==== Data shown

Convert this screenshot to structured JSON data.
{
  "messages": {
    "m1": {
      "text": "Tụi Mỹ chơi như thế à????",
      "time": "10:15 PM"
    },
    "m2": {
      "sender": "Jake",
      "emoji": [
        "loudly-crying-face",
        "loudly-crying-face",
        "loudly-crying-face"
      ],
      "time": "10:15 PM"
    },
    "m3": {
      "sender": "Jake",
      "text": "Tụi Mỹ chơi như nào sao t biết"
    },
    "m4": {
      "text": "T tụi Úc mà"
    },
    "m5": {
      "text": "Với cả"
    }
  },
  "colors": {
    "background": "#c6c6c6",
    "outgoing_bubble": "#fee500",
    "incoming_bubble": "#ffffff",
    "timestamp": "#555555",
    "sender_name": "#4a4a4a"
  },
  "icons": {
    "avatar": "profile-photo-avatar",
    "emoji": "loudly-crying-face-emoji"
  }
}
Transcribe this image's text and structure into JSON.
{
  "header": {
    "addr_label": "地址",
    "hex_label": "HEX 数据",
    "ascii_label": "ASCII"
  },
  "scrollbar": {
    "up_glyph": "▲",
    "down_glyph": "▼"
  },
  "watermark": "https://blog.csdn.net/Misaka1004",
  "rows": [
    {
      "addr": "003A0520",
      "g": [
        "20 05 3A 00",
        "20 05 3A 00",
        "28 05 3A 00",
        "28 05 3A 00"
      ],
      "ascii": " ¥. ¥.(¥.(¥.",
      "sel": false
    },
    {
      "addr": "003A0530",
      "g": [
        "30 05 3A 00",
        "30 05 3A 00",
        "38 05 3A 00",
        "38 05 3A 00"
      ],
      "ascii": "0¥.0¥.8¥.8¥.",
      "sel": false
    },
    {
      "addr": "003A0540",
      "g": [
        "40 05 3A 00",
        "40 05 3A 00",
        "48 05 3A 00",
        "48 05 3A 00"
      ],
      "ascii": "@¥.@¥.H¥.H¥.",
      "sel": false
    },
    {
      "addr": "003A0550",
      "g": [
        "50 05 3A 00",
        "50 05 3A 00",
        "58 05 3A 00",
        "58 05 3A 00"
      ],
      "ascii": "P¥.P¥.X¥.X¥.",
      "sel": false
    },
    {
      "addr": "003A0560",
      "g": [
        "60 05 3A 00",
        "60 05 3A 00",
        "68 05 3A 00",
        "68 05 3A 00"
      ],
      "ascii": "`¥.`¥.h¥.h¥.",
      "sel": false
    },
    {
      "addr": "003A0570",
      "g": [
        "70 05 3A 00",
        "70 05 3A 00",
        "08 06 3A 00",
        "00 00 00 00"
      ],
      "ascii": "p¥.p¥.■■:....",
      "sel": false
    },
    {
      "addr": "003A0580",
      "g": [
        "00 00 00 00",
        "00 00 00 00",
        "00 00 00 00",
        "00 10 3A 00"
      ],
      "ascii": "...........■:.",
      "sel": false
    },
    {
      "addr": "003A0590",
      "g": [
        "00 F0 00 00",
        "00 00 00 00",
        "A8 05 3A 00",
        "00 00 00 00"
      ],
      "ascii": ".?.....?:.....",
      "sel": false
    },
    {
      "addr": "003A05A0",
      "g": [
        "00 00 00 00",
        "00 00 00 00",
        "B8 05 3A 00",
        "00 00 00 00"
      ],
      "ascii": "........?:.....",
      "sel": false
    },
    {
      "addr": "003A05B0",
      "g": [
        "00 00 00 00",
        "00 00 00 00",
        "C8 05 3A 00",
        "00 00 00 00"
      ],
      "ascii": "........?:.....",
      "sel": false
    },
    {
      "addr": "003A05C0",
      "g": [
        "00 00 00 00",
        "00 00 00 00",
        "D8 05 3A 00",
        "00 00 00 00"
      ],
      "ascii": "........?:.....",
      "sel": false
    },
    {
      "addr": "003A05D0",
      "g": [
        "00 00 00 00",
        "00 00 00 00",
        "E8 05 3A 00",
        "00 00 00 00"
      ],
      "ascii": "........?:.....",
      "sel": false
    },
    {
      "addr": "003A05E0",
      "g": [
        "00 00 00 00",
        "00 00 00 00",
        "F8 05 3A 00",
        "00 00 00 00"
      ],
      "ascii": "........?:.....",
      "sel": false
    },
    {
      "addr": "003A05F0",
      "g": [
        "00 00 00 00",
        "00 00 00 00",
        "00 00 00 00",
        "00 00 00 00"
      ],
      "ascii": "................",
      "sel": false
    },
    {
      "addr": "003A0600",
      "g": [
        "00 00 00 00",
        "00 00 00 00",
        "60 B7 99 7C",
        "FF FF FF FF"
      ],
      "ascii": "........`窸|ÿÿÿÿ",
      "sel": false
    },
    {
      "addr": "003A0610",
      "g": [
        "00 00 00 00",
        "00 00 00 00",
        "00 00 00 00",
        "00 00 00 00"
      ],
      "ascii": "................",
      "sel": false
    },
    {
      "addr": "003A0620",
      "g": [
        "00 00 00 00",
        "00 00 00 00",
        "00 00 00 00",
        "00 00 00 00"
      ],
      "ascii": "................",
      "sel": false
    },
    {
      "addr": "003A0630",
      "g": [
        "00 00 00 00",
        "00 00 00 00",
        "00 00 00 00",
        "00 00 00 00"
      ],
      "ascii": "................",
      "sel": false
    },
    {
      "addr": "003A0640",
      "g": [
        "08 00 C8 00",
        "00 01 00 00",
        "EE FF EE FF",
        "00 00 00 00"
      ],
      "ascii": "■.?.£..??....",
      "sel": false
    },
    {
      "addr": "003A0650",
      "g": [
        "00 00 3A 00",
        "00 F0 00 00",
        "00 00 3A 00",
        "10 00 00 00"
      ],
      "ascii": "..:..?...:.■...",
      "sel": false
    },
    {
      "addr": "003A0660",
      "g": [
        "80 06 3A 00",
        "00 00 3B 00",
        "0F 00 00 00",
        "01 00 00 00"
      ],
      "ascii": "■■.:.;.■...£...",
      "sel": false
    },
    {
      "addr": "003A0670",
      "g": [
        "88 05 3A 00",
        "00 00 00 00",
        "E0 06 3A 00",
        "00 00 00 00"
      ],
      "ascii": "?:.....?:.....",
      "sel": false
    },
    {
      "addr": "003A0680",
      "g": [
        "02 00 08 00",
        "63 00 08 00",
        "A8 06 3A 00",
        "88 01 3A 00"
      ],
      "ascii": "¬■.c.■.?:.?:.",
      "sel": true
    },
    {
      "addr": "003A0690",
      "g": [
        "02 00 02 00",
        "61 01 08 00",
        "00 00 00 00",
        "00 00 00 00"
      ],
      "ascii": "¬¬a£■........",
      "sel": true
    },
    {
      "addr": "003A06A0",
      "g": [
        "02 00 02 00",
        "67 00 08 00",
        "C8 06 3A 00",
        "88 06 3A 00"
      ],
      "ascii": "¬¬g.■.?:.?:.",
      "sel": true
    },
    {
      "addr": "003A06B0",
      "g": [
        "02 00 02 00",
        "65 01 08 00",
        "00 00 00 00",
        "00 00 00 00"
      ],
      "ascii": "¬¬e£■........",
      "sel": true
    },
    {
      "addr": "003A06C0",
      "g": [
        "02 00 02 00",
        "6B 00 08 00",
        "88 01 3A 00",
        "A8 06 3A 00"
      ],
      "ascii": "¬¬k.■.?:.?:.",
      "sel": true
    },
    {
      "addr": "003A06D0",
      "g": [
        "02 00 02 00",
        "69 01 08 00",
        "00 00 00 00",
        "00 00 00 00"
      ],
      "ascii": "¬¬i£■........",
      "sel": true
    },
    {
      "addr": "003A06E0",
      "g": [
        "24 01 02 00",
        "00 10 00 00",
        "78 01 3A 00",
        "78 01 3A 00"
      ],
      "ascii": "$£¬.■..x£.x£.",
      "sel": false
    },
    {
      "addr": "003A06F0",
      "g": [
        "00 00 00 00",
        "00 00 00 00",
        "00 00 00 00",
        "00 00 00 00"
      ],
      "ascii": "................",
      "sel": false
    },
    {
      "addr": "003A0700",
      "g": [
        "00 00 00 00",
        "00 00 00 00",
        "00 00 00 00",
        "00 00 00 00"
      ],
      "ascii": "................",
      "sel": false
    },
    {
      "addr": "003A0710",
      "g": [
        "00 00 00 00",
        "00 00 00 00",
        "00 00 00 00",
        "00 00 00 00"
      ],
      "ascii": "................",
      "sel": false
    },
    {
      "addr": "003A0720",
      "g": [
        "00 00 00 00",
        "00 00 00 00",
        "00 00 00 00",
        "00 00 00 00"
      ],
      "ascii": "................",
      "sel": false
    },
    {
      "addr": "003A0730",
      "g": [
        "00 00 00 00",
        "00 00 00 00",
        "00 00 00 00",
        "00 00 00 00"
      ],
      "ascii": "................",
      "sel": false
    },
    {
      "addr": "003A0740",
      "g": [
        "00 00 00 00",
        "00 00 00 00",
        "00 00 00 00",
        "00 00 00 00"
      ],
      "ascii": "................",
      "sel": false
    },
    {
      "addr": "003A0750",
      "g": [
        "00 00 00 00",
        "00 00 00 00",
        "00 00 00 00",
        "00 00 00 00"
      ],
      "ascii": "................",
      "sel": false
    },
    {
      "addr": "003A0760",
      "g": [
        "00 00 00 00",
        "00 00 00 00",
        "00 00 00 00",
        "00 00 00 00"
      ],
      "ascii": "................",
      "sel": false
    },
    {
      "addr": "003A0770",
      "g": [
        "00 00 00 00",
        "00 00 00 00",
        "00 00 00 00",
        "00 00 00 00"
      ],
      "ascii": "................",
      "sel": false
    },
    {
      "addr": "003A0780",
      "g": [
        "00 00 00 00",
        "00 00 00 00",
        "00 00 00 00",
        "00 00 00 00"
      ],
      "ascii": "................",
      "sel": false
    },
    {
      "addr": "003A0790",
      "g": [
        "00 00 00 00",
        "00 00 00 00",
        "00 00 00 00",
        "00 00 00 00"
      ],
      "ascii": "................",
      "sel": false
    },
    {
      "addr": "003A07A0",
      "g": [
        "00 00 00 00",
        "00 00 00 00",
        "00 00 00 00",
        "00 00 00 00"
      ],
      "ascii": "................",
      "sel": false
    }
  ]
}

========
==== Data shown

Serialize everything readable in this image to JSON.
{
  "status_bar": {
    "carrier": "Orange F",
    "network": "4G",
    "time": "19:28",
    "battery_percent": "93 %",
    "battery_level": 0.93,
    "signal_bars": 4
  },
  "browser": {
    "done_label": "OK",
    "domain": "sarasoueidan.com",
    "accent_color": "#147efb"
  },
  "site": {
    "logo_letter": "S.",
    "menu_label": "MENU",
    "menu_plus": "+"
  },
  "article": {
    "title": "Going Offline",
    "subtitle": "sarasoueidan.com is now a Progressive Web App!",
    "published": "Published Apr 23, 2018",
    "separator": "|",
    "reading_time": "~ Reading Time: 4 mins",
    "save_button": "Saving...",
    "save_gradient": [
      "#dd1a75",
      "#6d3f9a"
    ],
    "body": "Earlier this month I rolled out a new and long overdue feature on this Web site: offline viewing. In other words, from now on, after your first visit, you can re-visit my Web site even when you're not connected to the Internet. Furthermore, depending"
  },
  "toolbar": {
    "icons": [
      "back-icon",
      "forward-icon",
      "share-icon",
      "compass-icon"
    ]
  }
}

========

Instruction: Only lines holding the string "emoji" are wanted; gather each one from the entries above.

Output for this exercise:
      "emoji": [
    "emoji": "loudly-crying-face-emoji"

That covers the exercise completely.